GIVEN RECORDS →
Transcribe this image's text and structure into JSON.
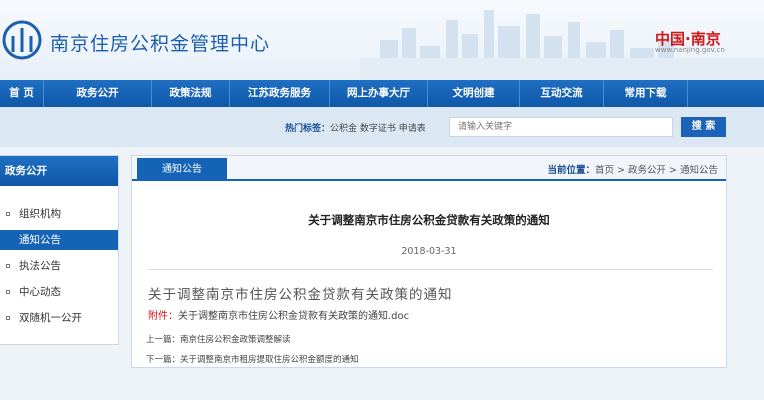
{
  "header": {
    "site_name": "南京住房公积金管理中心",
    "city_brand": "中国·南京",
    "city_url": "www.nanjing.gov.cn"
  },
  "nav": {
    "items": [
      {
        "label": "首 页"
      },
      {
        "label": "政务公开"
      },
      {
        "label": "政策法规"
      },
      {
        "label": "江苏政务服务"
      },
      {
        "label": "网上办事大厅"
      },
      {
        "label": "文明创建"
      },
      {
        "label": "互动交流"
      },
      {
        "label": "常用下载"
      }
    ]
  },
  "search": {
    "hot_label": "热门标签：",
    "hot_tags": "公积金 数字证书 申请表",
    "placeholder": "请输入关键字",
    "button_label": "搜 索"
  },
  "sidebar": {
    "title": "政务公开",
    "items": [
      {
        "label": "组织机构"
      },
      {
        "label": "通知公告"
      },
      {
        "label": "执法公告"
      },
      {
        "label": "中心动态"
      },
      {
        "label": "双随机一公开"
      }
    ],
    "active_index": 1
  },
  "main": {
    "tab_label": "通知公告",
    "breadcrumb_label": "当前位置：",
    "breadcrumb_path": "首页 > 政务公开 > 通知公告",
    "article_title": "关于调整南京市住房公积金贷款有关政策的通知",
    "article_date": "2018-03-31",
    "body_title": "关于调整南京市住房公积金贷款有关政策的通知",
    "attachment_label": "附件：",
    "attachment_file": "关于调整南京市住房公积金贷款有关政策的通知.doc",
    "prev_label": "上一篇：",
    "prev_title": "南京住房公积金政策调整解读",
    "next_label": "下一篇：",
    "next_title": "关于调整南京市租房提取住房公积金额度的通知"
  },
  "colors": {
    "primary": "#1563b6",
    "nav_top": "#1f6fc4",
    "accent_red": "#d01818",
    "page_bg": "#eef3f8"
  }
}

DIRECTIONS FOR THIS TASK → Write out again every line above exactly as given; the pictures do not belong in the copy.

REPLY →
Transcribe this image's text and structure into JSON.
{
  "header": {
    "site_name": "南京住房公积金管理中心",
    "city_brand": "中国·南京",
    "city_url": "www.nanjing.gov.cn"
  },
  "nav": {
    "items": [
      {
        "label": "首 页"
      },
      {
        "label": "政务公开"
      },
      {
        "label": "政策法规"
      },
      {
        "label": "江苏政务服务"
      },
      {
        "label": "网上办事大厅"
      },
      {
        "label": "文明创建"
      },
      {
        "label": "互动交流"
      },
      {
        "label": "常用下载"
      }
    ]
  },
  "search": {
    "hot_label": "热门标签：",
    "hot_tags": "公积金 数字证书 申请表",
    "placeholder": "请输入关键字",
    "button_label": "搜 索"
  },
  "sidebar": {
    "title": "政务公开",
    "items": [
      {
        "label": "组织机构"
      },
      {
        "label": "通知公告"
      },
      {
        "label": "执法公告"
      },
      {
        "label": "中心动态"
      },
      {
        "label": "双随机一公开"
      }
    ],
    "active_index": 1
  },
  "main": {
    "tab_label": "通知公告",
    "breadcrumb_label": "当前位置：",
    "breadcrumb_path": "首页 > 政务公开 > 通知公告",
    "article_title": "关于调整南京市住房公积金贷款有关政策的通知",
    "article_date": "2018-03-31",
    "body_title": "关于调整南京市住房公积金贷款有关政策的通知",
    "attachment_label": "附件：",
    "attachment_file": "关于调整南京市住房公积金贷款有关政策的通知.doc",
    "prev_label": "上一篇：",
    "prev_title": "南京住房公积金政策调整解读",
    "next_label": "下一篇：",
    "next_title": "关于调整南京市租房提取住房公积金额度的通知"
  },
  "colors": {
    "primary": "#1563b6",
    "nav_top": "#1f6fc4",
    "accent_red": "#d01818",
    "page_bg": "#eef3f8"
  }
}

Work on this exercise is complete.